== Supplied entries ==
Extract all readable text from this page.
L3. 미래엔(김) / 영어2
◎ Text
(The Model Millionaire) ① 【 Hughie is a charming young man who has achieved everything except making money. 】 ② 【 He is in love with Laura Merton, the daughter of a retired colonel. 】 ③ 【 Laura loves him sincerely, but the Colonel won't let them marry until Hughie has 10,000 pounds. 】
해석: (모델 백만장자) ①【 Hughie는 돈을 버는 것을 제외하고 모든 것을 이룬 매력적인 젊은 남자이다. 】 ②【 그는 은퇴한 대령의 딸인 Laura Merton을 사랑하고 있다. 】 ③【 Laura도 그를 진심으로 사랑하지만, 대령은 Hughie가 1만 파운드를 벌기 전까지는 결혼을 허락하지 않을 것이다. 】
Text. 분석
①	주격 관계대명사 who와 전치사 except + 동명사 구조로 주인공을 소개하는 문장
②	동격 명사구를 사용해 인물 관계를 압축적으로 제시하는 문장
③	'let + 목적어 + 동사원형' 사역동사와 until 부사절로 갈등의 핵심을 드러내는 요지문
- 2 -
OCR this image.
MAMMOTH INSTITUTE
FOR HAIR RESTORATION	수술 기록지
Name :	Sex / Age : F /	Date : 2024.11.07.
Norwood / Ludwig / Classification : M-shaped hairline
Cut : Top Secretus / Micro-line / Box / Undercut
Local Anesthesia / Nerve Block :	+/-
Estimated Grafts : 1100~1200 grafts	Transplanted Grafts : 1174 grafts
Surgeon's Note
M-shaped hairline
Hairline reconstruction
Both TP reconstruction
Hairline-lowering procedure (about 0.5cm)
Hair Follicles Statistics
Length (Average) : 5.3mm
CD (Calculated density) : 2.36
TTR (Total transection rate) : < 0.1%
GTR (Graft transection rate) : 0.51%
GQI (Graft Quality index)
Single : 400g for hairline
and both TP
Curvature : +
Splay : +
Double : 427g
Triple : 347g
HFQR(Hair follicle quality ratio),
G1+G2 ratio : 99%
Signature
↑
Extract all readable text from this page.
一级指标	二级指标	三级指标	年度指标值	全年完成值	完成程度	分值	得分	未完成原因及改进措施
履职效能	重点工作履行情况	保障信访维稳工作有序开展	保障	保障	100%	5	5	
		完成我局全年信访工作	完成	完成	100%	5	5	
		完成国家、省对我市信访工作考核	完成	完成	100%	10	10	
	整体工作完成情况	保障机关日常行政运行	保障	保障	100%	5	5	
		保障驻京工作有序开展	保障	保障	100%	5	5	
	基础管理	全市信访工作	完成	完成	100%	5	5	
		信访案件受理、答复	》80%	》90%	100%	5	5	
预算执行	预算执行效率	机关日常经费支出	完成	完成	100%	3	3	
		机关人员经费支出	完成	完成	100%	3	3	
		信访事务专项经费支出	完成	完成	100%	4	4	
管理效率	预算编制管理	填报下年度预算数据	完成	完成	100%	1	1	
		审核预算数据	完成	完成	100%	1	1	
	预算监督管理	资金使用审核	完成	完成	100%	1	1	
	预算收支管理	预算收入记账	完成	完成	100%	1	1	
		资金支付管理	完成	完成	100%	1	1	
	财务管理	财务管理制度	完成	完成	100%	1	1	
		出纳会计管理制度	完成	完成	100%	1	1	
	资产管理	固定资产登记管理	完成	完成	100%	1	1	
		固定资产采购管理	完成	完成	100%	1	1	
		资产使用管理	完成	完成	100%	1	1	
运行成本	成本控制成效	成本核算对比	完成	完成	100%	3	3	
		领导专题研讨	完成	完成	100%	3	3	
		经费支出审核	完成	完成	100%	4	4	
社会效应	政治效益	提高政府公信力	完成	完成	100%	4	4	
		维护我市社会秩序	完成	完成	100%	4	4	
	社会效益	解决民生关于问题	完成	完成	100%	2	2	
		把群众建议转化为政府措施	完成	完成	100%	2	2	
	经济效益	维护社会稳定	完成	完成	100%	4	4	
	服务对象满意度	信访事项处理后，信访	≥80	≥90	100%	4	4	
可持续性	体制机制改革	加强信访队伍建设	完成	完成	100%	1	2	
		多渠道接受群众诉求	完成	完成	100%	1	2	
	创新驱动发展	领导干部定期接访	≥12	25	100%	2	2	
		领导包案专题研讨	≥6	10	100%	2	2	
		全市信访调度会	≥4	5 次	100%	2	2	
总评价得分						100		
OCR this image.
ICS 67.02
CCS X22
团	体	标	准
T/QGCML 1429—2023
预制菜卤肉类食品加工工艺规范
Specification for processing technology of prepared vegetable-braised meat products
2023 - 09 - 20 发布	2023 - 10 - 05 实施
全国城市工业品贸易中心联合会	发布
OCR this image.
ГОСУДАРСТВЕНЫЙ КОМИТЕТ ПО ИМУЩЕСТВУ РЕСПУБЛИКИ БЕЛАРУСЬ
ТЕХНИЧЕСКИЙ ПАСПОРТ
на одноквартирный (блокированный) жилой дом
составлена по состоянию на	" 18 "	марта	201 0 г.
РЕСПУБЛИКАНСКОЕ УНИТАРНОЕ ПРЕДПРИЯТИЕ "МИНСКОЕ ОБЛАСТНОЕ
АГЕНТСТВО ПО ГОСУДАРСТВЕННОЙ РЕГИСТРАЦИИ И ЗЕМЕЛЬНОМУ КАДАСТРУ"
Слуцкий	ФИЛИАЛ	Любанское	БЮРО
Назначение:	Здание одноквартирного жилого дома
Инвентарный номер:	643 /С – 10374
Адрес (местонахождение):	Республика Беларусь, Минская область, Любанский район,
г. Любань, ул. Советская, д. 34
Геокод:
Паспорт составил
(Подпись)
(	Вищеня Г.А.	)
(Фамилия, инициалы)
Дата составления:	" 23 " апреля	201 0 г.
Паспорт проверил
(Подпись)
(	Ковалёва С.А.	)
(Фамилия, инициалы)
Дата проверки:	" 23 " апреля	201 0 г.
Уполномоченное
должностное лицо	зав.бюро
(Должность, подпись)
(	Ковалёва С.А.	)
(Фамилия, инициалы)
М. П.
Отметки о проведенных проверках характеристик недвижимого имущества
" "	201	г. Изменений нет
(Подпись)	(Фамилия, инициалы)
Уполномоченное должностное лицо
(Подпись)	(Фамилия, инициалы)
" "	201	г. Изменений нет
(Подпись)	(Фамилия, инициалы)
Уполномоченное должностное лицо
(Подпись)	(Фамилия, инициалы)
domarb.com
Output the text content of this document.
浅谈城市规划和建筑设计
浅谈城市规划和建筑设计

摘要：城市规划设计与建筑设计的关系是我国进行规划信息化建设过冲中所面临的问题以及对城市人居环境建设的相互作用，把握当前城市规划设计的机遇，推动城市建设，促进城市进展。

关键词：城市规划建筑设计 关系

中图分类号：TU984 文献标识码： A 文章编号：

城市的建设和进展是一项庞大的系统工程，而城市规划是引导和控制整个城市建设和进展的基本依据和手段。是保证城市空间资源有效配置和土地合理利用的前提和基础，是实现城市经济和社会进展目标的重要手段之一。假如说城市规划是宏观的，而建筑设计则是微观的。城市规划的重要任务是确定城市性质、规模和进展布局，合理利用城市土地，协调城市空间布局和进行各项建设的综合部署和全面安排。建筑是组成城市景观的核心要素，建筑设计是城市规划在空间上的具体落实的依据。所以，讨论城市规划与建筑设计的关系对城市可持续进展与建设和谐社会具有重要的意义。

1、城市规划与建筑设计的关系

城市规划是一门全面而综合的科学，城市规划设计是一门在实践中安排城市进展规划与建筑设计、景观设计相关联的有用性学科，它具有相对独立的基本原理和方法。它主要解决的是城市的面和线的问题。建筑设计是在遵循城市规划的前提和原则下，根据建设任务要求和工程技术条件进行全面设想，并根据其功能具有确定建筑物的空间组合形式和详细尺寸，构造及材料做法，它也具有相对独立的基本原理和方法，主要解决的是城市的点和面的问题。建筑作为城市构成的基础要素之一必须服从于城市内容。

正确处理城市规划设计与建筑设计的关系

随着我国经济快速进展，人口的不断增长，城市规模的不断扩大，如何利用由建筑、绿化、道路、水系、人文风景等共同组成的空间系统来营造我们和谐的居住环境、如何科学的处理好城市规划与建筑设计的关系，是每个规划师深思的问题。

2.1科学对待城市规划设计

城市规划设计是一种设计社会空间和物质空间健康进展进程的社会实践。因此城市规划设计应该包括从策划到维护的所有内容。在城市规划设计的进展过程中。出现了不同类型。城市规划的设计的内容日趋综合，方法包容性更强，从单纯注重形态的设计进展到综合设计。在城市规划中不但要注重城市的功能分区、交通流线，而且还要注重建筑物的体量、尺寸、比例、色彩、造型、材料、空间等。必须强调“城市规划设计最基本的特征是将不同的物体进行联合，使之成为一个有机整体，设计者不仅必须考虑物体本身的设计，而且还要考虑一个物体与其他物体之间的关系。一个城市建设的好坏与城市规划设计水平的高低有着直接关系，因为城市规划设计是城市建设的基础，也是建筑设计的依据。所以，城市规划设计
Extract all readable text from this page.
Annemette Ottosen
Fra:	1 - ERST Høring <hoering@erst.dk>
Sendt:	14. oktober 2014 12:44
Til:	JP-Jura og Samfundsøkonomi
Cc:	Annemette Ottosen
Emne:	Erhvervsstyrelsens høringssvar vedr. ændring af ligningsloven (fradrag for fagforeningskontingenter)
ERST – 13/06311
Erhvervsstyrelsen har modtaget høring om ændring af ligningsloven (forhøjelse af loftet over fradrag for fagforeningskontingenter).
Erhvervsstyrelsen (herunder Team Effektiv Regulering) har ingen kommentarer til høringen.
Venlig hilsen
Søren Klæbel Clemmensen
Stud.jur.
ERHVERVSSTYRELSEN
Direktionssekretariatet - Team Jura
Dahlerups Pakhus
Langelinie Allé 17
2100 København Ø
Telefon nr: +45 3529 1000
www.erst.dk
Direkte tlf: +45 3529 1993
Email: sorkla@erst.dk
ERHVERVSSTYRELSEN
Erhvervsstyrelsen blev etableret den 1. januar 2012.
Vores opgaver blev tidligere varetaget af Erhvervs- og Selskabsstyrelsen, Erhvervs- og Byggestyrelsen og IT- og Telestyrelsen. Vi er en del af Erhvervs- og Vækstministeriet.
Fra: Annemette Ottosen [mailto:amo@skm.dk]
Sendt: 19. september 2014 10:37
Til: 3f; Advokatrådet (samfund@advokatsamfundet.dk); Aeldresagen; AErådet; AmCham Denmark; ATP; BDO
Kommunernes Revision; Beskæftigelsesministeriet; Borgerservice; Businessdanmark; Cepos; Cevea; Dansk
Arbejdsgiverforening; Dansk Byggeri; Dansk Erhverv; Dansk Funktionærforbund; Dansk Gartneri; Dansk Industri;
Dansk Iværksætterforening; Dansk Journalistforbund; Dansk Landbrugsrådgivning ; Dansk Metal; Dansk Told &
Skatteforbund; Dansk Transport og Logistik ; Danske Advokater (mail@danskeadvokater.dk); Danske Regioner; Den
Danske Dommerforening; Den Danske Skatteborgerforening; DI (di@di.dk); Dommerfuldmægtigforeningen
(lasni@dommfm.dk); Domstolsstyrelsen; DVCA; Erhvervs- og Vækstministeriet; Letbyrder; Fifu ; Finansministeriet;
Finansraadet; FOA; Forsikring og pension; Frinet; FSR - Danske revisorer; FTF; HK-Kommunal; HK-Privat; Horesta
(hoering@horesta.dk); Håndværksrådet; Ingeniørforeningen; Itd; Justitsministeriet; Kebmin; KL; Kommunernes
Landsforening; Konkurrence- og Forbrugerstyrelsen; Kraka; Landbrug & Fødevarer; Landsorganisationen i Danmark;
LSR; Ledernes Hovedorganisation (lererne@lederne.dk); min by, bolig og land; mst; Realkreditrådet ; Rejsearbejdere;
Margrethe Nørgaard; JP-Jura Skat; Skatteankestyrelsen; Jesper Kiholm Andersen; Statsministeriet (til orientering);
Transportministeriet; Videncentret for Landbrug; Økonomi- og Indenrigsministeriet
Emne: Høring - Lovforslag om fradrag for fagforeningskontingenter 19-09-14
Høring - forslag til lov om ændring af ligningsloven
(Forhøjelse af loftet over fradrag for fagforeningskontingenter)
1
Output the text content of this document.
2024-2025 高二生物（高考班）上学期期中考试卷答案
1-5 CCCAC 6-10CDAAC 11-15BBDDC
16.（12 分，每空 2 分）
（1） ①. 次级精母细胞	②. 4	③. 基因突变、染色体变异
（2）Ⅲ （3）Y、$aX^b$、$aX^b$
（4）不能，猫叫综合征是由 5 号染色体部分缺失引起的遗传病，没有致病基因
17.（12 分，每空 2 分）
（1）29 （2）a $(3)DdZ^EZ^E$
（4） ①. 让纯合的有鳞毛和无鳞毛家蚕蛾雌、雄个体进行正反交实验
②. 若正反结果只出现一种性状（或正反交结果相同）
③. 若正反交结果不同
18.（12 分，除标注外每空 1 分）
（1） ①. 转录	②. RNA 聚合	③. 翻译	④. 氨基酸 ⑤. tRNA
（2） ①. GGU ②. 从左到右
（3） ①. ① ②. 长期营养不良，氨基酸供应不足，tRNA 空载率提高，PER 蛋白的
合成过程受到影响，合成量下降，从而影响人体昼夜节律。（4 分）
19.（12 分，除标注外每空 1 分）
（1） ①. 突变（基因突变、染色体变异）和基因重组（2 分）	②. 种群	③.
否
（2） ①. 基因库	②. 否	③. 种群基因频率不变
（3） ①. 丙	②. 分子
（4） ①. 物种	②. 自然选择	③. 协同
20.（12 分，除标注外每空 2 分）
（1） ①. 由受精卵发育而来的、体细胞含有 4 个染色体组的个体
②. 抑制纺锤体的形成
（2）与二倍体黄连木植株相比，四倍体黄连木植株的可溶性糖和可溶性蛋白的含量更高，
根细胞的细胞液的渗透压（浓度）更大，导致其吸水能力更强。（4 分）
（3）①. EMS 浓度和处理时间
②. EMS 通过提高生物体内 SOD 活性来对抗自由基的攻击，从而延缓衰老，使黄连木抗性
===
__Objective__
The word "loftet" appears in how many lines of the records? Give the number only.

__Reply to the exercise__
2